Write out all of the lines below, exactly and completely.

>> begin Dataset entries

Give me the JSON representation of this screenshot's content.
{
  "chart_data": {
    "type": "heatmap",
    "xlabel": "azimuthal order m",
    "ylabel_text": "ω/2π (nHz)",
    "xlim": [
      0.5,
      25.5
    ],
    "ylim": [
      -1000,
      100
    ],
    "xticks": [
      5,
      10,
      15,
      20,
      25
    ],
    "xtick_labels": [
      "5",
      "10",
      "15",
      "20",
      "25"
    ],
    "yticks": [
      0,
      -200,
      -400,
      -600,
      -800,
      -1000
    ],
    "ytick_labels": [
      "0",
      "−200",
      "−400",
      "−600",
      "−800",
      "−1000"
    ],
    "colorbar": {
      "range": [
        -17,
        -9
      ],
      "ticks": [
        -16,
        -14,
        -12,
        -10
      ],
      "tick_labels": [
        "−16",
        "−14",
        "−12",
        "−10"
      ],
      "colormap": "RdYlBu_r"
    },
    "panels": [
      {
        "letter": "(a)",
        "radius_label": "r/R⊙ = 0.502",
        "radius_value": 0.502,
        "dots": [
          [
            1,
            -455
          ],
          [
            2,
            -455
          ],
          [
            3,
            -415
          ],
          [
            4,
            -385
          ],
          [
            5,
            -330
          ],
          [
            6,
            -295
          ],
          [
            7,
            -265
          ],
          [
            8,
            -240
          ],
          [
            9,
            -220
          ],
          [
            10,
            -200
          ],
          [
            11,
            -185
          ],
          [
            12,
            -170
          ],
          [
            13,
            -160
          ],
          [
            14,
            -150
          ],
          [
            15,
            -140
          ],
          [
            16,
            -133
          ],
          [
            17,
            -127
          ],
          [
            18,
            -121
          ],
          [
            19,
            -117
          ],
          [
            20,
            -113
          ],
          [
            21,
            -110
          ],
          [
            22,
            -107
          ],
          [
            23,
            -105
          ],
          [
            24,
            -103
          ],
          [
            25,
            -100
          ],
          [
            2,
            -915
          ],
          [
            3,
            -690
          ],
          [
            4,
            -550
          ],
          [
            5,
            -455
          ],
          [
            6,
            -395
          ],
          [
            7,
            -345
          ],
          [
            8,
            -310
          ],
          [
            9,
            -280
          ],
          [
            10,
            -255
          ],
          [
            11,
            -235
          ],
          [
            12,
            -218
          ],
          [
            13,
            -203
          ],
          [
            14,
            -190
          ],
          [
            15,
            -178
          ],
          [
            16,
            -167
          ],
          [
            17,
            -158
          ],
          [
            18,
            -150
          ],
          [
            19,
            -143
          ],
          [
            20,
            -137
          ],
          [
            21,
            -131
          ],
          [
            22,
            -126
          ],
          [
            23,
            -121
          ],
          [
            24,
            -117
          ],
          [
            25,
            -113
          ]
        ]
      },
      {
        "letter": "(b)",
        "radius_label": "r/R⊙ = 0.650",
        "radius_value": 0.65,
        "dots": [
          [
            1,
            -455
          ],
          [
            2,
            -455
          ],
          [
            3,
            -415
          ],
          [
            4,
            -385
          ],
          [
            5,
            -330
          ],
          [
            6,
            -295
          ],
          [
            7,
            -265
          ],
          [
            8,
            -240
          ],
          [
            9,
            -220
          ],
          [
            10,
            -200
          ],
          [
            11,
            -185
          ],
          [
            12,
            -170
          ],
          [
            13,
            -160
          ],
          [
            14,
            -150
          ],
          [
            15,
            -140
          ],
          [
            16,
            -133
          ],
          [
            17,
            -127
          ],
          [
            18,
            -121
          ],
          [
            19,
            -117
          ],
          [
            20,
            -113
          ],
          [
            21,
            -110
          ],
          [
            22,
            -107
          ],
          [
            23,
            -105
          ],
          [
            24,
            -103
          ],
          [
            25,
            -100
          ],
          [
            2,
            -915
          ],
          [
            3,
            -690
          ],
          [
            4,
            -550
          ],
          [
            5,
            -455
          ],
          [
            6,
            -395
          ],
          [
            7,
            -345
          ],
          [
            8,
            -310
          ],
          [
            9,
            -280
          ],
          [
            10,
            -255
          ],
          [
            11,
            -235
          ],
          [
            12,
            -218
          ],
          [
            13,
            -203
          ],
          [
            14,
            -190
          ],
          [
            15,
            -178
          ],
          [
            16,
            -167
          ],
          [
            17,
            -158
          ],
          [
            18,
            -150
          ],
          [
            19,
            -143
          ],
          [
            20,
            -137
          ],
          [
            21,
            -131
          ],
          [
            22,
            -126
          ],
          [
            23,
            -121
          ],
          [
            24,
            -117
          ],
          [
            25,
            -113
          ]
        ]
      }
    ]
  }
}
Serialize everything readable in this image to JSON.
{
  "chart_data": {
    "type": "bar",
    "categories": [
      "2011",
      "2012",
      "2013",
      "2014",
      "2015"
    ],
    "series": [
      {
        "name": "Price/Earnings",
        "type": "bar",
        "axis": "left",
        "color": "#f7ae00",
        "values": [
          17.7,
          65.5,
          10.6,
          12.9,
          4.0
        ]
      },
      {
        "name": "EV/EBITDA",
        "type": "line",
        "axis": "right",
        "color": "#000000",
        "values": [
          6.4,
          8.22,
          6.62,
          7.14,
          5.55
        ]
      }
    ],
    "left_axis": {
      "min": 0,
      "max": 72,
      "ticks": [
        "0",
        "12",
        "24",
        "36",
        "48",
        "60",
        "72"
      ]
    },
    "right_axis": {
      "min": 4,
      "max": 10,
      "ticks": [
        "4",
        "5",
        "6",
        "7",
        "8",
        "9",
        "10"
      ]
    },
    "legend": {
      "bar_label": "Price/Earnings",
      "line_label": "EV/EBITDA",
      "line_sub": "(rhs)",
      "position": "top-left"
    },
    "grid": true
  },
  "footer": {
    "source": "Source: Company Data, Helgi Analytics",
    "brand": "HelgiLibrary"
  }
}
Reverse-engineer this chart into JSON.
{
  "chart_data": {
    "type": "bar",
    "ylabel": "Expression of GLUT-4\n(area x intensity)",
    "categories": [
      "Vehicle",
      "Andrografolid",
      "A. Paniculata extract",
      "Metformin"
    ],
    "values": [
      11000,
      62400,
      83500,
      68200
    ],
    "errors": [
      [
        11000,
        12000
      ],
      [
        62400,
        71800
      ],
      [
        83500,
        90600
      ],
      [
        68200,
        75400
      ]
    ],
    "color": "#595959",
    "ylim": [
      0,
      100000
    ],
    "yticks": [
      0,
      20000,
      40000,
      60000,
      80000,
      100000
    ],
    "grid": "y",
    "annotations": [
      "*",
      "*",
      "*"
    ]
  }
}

>> end Dataset entries

Answer:
Give me the JSON representation of this screenshot's content.
{
  "chart_data": {
    "type": "heatmap",
    "xlabel": "azimuthal order m",
    "ylabel_text": "ω/2π (nHz)",
    "xlim": [
      0.5,
      25.5
    ],
    "ylim": [
      -1000,
      100
    ],
    "xticks": [
      5,
      10,
      15,
      20,
      25
    ],
    "xtick_labels": [
      "5",
      "10",
      "15",
      "20",
      "25"
    ],
    "yticks": [
      0,
      -200,
      -400,
      -600,
      -800,
      -1000
    ],
    "ytick_labels": [
      "0",
      "−200",
      "−400",
      "−600",
      "−800",
      "−1000"
    ],
    "colorbar": {
      "range": [
        -17,
        -9
      ],
      "ticks": [
        -16,
        -14,
        -12,
        -10
      ],
      "tick_labels": [
        "−16",
        "−14",
        "−12",
        "−10"
      ],
      "colormap": "RdYlBu_r"
    },
    "panels": [
      {
        "letter": "(a)",
        "radius_label": "r/R⊙ = 0.502",
        "radius_value": 0.502,
        "dots": [
          [
            1,
            -455
          ],
          [
            2,
            -455
          ],
          [
            3,
            -415
          ],
          [
            4,
            -385
          ],
          [
            5,
            -330
          ],
          [
            6,
            -295
          ],
          [
            7,
            -265
          ],
          [
            8,
            -240
          ],
          [
            9,
            -220
          ],
          [
            10,
            -200
          ],
          [
            11,
            -185
          ],
          [
            12,
            -170
          ],
          [
            13,
            -160
          ],
          [
            14,
            -150
          ],
          [
            15,
            -140
          ],
          [
            16,
            -133
          ],
          [
            17,
            -127
          ],
          [
            18,
            -121
          ],
          [
            19,
            -117
          ],
          [
            20,
            -113
          ],
          [
            21,
            -110
          ],
          [
            22,
            -107
          ],
          [
            23,
            -105
          ],
          [
            24,
            -103
          ],
          [
            25,
            -100
          ],
          [
            2,
            -915
          ],
          [
            3,
            -690
          ],
          [
            4,
            -550
          ],
          [
            5,
            -455
          ],
          [
            6,
            -395
          ],
          [
            7,
            -345
          ],
          [
            8,
            -310
          ],
          [
            9,
            -280
          ],
          [
            10,
            -255
          ],
          [
            11,
            -235
          ],
          [
            12,
            -218
          ],
          [
            13,
            -203
          ],
          [
            14,
            -190
          ],
          [
            15,
            -178
          ],
          [
            16,
            -167
          ],
          [
            17,
            -158
          ],
          [
            18,
            -150
          ],
          [
            19,
            -143
          ],
          [
            20,
            -137
          ],
          [
            21,
            -131
          ],
          [
            22,
            -126
          ],
          [
            23,
            -121
          ],
          [
            24,
            -117
          ],
          [
            25,
            -113
          ]
        ]
      },
      {
        "letter": "(b)",
        "radius_label": "r/R⊙ = 0.650",
        "radius_value": 0.65,
        "dots": [
          [
            1,
            -455
          ],
          [
            2,
            -455
          ],
          [
            3,
            -415
          ],
          [
            4,
            -385
          ],
          [
            5,
            -330
          ],
          [
            6,
            -295
          ],
          [
            7,
            -265
          ],
          [
            8,
            -240
          ],
          [
            9,
            -220
          ],
          [
            10,
            -200
          ],
          [
            11,
            -185
          ],
          [
            12,
            -170
          ],
          [
            13,
            -160
          ],
          [
            14,
            -150
          ],
          [
            15,
            -140
          ],
          [
            16,
            -133
          ],
          [
            17,
            -127
          ],
          [
            18,
            -121
          ],
          [
            19,
            -117
          ],
          [
            20,
            -113
          ],
          [
            21,
            -110
          ],
          [
            22,
            -107
          ],
          [
            23,
            -105
          ],
          [
            24,
            -103
          ],
          [
            25,
            -100
          ],
          [
            2,
            -915
          ],
          [
            3,
            -690
          ],
          [
            4,
            -550
          ],
          [
            5,
            -455
          ],
          [
            6,
            -395
          ],
          [
            7,
            -345
          ],
          [
            8,
            -310
          ],
          [
            9,
            -280
          ],
          [
            10,
            -255
          ],
          [
            11,
            -235
          ],
          [
            12,
            -218
          ],
          [
            13,
            -203
          ],
          [
            14,
            -190
          ],
          [
            15,
            -178
          ],
          [
            16,
            -167
          ],
          [
            17,
            -158
          ],
          [
            18,
            -150
          ],
          [
            19,
            -143
          ],
          [
            20,
            -137
          ],
          [
            21,
            -131
          ],
          [
            22,
            -126
          ],
          [
            23,
            -121
          ],
          [
            24,
            -117
          ],
          [
            25,
            -113
          ]
        ]
      }
    ]
  }
}
Serialize everything readable in this image to JSON.
{
  "chart_data": {
    "type": "bar",
    "categories": [
      "2011",
      "2012",
      "2013",
      "2014",
      "2015"
    ],
    "series": [
      {
        "name": "Price/Earnings",
        "type": "bar",
        "axis": "left",
        "color": "#f7ae00",
        "values": [
          17.7,
          65.5,
          10.6,
          12.9,
          4.0
        ]
      },
      {
        "name": "EV/EBITDA",
        "type": "line",
        "axis": "right",
        "color": "#000000",
        "values": [
          6.4,
          8.22,
          6.62,
          7.14,
          5.55
        ]
      }
    ],
    "left_axis": {
      "min": 0,
      "max": 72,
      "ticks": [
        "0",
        "12",
        "24",
        "36",
        "48",
        "60",
        "72"
      ]
    },
    "right_axis": {
      "min": 4,
      "max": 10,
      "ticks": [
        "4",
        "5",
        "6",
        "7",
        "8",
        "9",
        "10"
      ]
    },
    "legend": {
      "bar_label": "Price/Earnings",
      "line_label": "EV/EBITDA",
      "line_sub": "(rhs)",
      "position": "top-left"
    },
    "grid": true
  },
  "footer": {
    "source": "Source: Company Data, Helgi Analytics",
    "brand": "HelgiLibrary"
  }
}
Reverse-engineer this chart into JSON.
{
  "chart_data": {
    "type": "bar",
    "ylabel": "Expression of GLUT-4\n(area x intensity)",
    "categories": [
      "Vehicle",
      "Andrografolid",
      "A. Paniculata extract",
      "Metformin"
    ],
    "values": [
      11000,
      62400,
      83500,
      68200
    ],
    "errors": [
      [
        11000,
        12000
      ],
      [
        62400,
        71800
      ],
      [
        83500,
        90600
      ],
      [
        68200,
        75400
      ]
    ],
    "color": "#595959",
    "ylim": [
      0,
      100000
    ],
    "yticks": [
      0,
      20000,
      40000,
      60000,
      80000,
      100000
    ],
    "grid": "y",
    "annotations": [
      "*",
      "*",
      "*"
    ]
  }
}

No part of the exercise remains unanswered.